=== Requirement ===
Can you retype every record below exactly as written?

=== Data for the task ===
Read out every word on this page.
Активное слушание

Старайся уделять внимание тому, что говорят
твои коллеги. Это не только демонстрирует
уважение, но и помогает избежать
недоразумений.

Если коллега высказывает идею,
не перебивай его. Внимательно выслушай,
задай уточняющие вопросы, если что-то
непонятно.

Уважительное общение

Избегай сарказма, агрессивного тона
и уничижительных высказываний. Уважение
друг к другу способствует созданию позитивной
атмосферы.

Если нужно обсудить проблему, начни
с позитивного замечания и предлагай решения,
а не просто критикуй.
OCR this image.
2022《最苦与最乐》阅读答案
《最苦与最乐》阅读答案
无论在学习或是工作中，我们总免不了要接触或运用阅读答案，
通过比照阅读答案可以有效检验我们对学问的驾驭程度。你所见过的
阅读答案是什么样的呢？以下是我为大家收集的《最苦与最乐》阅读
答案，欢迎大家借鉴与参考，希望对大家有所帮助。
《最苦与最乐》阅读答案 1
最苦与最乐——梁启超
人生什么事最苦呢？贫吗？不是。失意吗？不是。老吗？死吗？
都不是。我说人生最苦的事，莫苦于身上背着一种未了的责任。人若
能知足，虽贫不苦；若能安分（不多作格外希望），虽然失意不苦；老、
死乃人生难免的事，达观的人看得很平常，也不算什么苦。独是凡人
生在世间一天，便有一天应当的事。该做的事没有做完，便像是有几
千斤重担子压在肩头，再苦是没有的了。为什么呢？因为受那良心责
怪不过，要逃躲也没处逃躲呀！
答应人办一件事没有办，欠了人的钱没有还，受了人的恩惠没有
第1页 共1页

=== Exercise answer ===
Read out every word on this page.
Активное слушание

Старайся уделять внимание тому, что говорят
твои коллеги. Это не только демонстрирует
уважение, но и помогает избежать
недоразумений.

Если коллега высказывает идею,
не перебивай его. Внимательно выслушай,
задай уточняющие вопросы, если что-то
непонятно.

Уважительное общение

Избегай сарказма, агрессивного тона
и уничижительных высказываний. Уважение
друг к другу способствует созданию позитивной
атмосферы.

Если нужно обсудить проблему, начни
с позитивного замечания и предлагай решения,
а не просто критикуй.
OCR this image.
2022《最苦与最乐》阅读答案
《最苦与最乐》阅读答案
无论在学习或是工作中，我们总免不了要接触或运用阅读答案，
通过比照阅读答案可以有效检验我们对学问的驾驭程度。你所见过的
阅读答案是什么样的呢？以下是我为大家收集的《最苦与最乐》阅读
答案，欢迎大家借鉴与参考，希望对大家有所帮助。
《最苦与最乐》阅读答案 1
最苦与最乐——梁启超
人生什么事最苦呢？贫吗？不是。失意吗？不是。老吗？死吗？
都不是。我说人生最苦的事，莫苦于身上背着一种未了的责任。人若
能知足，虽贫不苦；若能安分（不多作格外希望），虽然失意不苦；老、
死乃人生难免的事，达观的人看得很平常，也不算什么苦。独是凡人
生在世间一天，便有一天应当的事。该做的事没有做完，便像是有几
千斤重担子压在肩头，再苦是没有的了。为什么呢？因为受那良心责
怪不过，要逃躲也没处逃躲呀！
答应人办一件事没有办，欠了人的钱没有还，受了人的恩惠没有
第1页 共1页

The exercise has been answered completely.